Make an exact copy of all the material below, apart from the pictures.

--- Start of Supplied entries ---

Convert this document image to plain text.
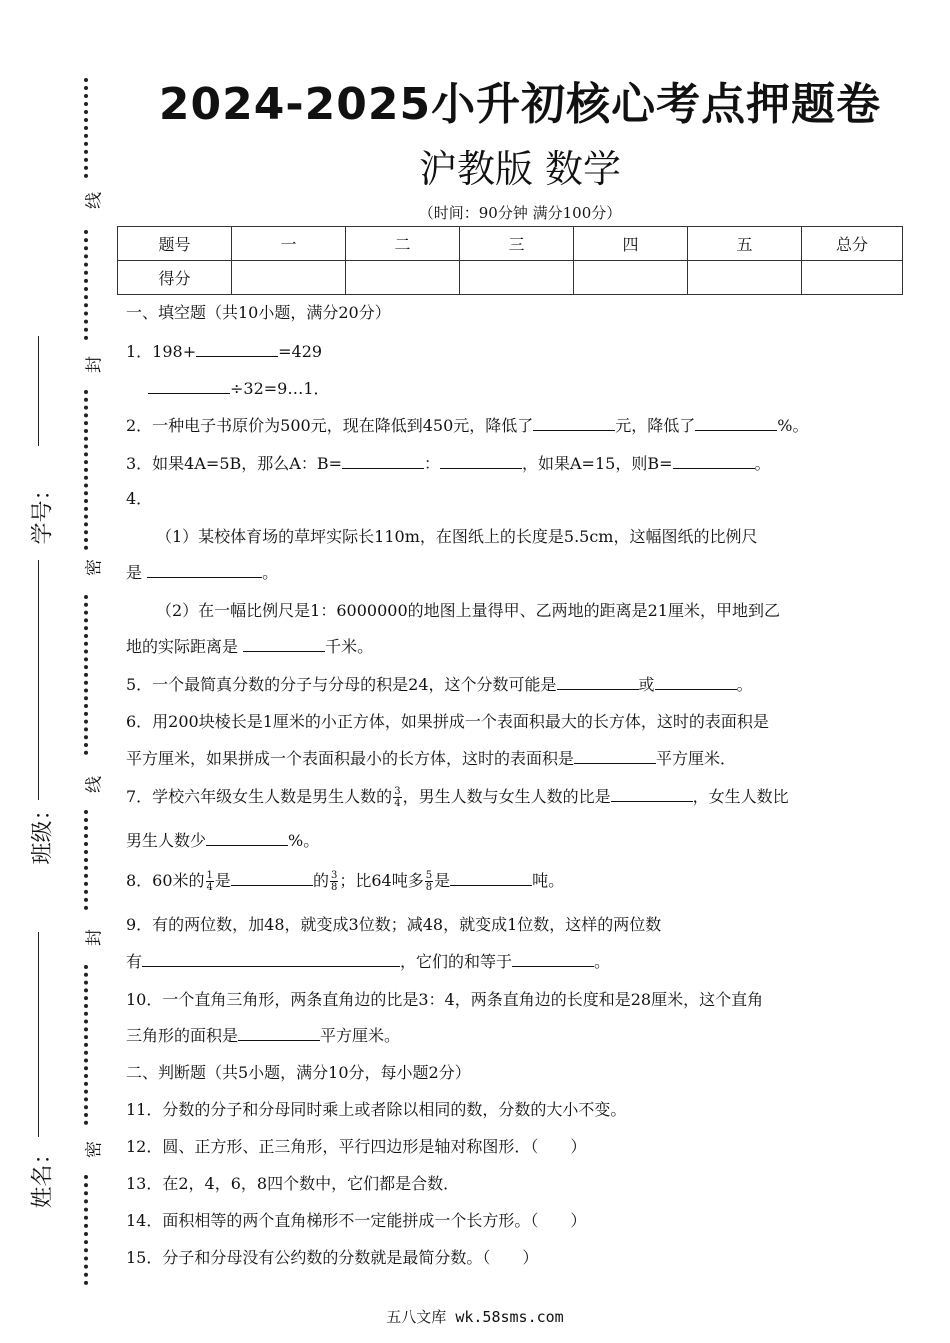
线
封
密
线
封
密
学号：
班级：
姓名：
2024-2025小升初核心考点押题卷
沪教版 数学
（时间：90分钟 满分100分）
题号	一	二	三	四	五	总分
得分						
一、填空题（共10小题，满分20分）
1．198+	=429
÷32=9…1．
2．一种电子书原价为500元，现在降低到450元，降低了	元，降低了	%。
3．如果4A=5B，那么A：B=	：	，如果A=15，则B=	。
4．
（1）某校体育场的草坪实际长110m，在图纸上的长度是5.5cm，这幅图纸的比例尺
是	。
（2）在一幅比例尺是1：6000000的地图上量得甲、乙两地的距离是21厘米，甲地到乙
地的实际距离是	千米。
5．一个最简真分数的分子与分母的积是24，这个分数可能是	或	。
6．用200块棱长是1厘米的小正方体，如果拼成一个表面积最大的长方体，这时的表面积是
平方厘米，如果拼成一个表面积最小的长方体，这时的表面积是	平方厘米．
7．学校六年级女生人数是男生人数的 $\frac{3}{4}$ ，男生人数与女生人数的比是	，女生人数比
男生人数少	%。
8．60米的 $\frac{1}{4}$ 是	的 $\frac{3}{8}$ ；比64吨多 $\frac{5}{8}$ 是	吨。
9．有的两位数，加48，就变成3位数；减48，就变成1位数，这样的两位数
有	，它们的和等于	。
10．一个直角三角形，两条直角边的比是3：4，两条直角边的长度和是28厘米，这个直角
三角形的面积是	平方厘米。
二、判断题（共5小题，满分10分，每小题2分）
11．分数的分子和分母同时乘上或者除以相同的数，分数的大小不变。
12．圆、正方形、正三角形，平行四边形是轴对称图形．（　　）
13．在2，4，6，8四个数中，它们都是合数．
14．面积相等的两个直角梯形不一定能拼成一个长方形。（　　）
15．分子和分母没有公约数的分数就是最简分数。（　　）
五八文库 wk.58sms.com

--- End of Supplied entries ---

Result of this exercise |
Convert this document image to plain text.
线
封
密
线
封
密
学号：
班级：
姓名：
2024-2025小升初核心考点押题卷
沪教版 数学
（时间：90分钟 满分100分）
题号	一	二	三	四	五	总分
得分						
一、填空题（共10小题，满分20分）
1．198+	=429
÷32=9…1．
2．一种电子书原价为500元，现在降低到450元，降低了	元，降低了	%。
3．如果4A=5B，那么A：B=	：	，如果A=15，则B=	。
4．
（1）某校体育场的草坪实际长110m，在图纸上的长度是5.5cm，这幅图纸的比例尺
是	。
（2）在一幅比例尺是1：6000000的地图上量得甲、乙两地的距离是21厘米，甲地到乙
地的实际距离是	千米。
5．一个最简真分数的分子与分母的积是24，这个分数可能是	或	。
6．用200块棱长是1厘米的小正方体，如果拼成一个表面积最大的长方体，这时的表面积是
平方厘米，如果拼成一个表面积最小的长方体，这时的表面积是	平方厘米．
7．学校六年级女生人数是男生人数的 $\frac{3}{4}$ ，男生人数与女生人数的比是	，女生人数比
男生人数少	%。
8．60米的 $\frac{1}{4}$ 是	的 $\frac{3}{8}$ ；比64吨多 $\frac{5}{8}$ 是	吨。
9．有的两位数，加48，就变成3位数；减48，就变成1位数，这样的两位数
有	，它们的和等于	。
10．一个直角三角形，两条直角边的比是3：4，两条直角边的长度和是28厘米，这个直角
三角形的面积是	平方厘米。
二、判断题（共5小题，满分10分，每小题2分）
11．分数的分子和分母同时乘上或者除以相同的数，分数的大小不变。
12．圆、正方形、正三角形，平行四边形是轴对称图形．（　　）
13．在2，4，6，8四个数中，它们都是合数．
14．面积相等的两个直角梯形不一定能拼成一个长方形。（　　）
15．分子和分母没有公约数的分数就是最简分数。（　　）
五八文库 wk.58sms.com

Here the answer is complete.